(作業内容) 本文は、要素名・属性名・ノード検索の条件をコード冒頭で定数として定義することを勧めている。この方法を勧めているのはどのような場合か、また、そうすることで何をせずに済むようになるかを説明せよ。

(本文)
# # # #
Sep 05, 2007

いざ要素名や属性名などを変えたくなった時にソースの中をあちこち探し回ったり巧みな正規表現を考えるために頭をひねったりしなくても済むようにするテク

拡張機能勉強会の時に焚き付けられたText Shadowのコード(textshadow.js)を教材にして拡張機能開発のノウハウを解説していくシリーズ。

Firefoxの拡張機能で、DOM要素ノードを動的に生成したり、編集したり、そうして生成したノードを後でまた収集したり、といった操作を行うような物を作る時は、必然的に、ソースの中に要素名や属性名が登場してくる。

var newNode = document.createElement('box');
newNode.setAttribute('class', 'my-custom-box');
parentBox.appendChild(newNode);

var nodes = document.evaluate('/descendant::*[@class="my-custom-box"]',
  document, null, XPathResult.ORDERED_NODE_SNAPSHOT_TYPE, null);
for (var i = 0, maxi = nodes.snapshotLength; i < maxi; i++)
{
  this.processBox(nodes.snapshotItem(i));
}

こういう操作が一カ所だけにしか登場しないんなら別にいいけど、複数箇所で、似たような操作が何度もある場合は、要素名であるとか属性値・属性名であるとかノード検索の条件であるとかを、コードの冒頭で定数(定数プロパティ)として定義しておくことをお薦めしたい。

var myService = {
  CUSTOM_BOX_NODE_NAME  : 'box',
  CUSTOM_BOX_CLASS_NAME : 'my-custom-box',
  CUSTOM_BOX_EXPRESSION : '/descendant::*[@class="my-custom-box"]',
(略)

すると、さっきのような箇所はこうなる。

var newNode = document.createElement(this.CUSTOM_BOX_NODE_NAME);
newNode.setAttribute('class', this.CUSTOM_BOX_CLASS_NAME);
parentBox.appendChild(newNode);

var nodes = document.evaluate(this.CUSTOM_BOX_EXPRESSION, document, null, XPathResult.ORDERED_NODE_SNAPSHOT_TYPE, null);
for (var i = 0, maxi = nodes.snapshotLength; i < maxi; i++)
{
  this.processBox(nodes.snapshotItem(i));
}

textshadow.jsの冒頭箇所を見てみると、動的に生成するIDのプレフィクスとか、途中で生成する要素のクラス名であるとか、XPath式の中に埋め込む検索条件だとかを、片っ端から定数としてまとめて定義していることが分かるはずだ。
# # # #
(データ抜粋)
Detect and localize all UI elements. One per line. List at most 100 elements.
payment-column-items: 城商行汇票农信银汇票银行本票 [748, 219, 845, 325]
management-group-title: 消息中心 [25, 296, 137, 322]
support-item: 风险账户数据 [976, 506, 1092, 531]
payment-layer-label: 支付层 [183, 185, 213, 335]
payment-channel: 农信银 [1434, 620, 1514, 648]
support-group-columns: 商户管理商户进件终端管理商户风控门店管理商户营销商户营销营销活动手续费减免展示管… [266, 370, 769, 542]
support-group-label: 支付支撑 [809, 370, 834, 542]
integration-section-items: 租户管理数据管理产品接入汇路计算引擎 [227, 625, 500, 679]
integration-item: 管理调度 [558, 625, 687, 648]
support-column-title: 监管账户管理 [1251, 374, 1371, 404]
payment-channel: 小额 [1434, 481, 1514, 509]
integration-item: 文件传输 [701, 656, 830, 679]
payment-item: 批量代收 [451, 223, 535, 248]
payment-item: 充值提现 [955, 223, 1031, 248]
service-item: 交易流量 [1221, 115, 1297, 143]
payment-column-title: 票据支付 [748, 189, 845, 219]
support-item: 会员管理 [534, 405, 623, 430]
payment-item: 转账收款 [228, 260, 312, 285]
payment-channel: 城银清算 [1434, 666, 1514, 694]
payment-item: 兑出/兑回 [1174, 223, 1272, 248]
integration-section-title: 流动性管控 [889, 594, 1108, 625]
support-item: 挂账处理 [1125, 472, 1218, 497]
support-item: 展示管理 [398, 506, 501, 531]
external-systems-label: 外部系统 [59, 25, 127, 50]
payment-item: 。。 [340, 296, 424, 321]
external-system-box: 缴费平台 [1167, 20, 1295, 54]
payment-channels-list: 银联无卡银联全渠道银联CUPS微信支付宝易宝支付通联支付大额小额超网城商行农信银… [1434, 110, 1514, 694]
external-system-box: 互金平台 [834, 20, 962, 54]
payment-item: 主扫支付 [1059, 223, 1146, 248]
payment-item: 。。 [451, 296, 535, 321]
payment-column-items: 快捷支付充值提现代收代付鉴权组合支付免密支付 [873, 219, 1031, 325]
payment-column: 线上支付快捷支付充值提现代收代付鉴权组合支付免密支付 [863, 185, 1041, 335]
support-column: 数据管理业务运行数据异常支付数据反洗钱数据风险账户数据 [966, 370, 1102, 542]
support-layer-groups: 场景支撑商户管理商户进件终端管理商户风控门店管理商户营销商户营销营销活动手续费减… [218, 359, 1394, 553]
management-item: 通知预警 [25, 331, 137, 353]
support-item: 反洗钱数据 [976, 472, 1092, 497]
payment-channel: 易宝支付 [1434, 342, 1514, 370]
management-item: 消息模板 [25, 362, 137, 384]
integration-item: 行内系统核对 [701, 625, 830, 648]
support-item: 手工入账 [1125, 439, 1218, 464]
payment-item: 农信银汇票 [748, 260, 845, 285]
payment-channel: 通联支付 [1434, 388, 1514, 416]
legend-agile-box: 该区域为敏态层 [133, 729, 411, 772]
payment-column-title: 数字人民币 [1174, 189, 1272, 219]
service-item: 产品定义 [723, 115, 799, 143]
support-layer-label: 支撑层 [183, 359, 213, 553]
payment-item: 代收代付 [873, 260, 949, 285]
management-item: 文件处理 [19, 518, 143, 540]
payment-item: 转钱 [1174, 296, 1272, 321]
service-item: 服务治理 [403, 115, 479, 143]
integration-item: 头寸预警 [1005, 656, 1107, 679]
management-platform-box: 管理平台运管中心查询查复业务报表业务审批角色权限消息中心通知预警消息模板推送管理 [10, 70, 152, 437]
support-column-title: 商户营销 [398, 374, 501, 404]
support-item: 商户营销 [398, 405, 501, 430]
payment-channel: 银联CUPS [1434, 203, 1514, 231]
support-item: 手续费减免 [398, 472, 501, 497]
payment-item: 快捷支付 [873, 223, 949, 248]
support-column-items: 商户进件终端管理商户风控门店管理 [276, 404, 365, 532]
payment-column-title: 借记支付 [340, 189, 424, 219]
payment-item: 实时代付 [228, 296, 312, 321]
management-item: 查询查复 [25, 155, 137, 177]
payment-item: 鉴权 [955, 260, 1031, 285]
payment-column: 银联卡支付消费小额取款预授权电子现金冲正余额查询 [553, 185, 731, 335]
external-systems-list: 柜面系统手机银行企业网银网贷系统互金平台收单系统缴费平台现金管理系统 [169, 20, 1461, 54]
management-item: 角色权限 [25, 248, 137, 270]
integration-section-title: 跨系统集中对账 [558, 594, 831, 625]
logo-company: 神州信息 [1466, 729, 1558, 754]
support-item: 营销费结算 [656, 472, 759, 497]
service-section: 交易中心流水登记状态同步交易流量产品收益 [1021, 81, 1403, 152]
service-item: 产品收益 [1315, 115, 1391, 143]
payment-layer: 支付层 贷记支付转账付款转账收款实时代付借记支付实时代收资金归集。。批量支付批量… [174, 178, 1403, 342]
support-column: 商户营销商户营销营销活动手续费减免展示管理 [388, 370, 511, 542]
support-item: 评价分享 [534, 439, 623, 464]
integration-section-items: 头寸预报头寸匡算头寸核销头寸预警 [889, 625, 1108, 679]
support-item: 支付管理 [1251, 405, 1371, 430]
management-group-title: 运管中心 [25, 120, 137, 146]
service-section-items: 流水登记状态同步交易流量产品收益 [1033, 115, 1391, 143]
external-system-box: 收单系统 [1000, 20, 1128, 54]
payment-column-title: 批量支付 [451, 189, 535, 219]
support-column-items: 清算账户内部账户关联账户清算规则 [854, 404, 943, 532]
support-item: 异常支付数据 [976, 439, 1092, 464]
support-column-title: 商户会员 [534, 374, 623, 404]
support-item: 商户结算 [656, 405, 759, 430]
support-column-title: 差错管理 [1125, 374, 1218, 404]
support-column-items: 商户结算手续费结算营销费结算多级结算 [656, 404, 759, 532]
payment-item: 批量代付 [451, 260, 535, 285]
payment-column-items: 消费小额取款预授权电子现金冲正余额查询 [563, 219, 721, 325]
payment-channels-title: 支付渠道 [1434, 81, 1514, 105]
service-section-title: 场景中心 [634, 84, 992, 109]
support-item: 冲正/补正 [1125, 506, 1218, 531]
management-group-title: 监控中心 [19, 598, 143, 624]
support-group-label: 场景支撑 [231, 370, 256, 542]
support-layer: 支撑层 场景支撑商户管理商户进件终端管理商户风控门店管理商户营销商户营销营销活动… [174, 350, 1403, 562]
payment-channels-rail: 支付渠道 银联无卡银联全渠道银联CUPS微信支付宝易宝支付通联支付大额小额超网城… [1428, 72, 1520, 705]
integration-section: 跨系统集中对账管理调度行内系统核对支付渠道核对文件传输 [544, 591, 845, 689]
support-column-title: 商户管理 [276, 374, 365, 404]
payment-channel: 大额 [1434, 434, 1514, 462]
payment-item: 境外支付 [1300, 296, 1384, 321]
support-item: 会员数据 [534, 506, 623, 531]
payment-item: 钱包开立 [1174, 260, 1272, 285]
# # # #
(解答) 同様の操作が複数箇所で何度も登場する場合に勧めている。一カ所だけなら定数にしなくてもよいとしている。定数にしておけば、要素名や属性名などを変えたくなった時に、ソースの中をあちこち探し回ったり、巧みな正規表現を考えるために頭をひねったりせずに済む。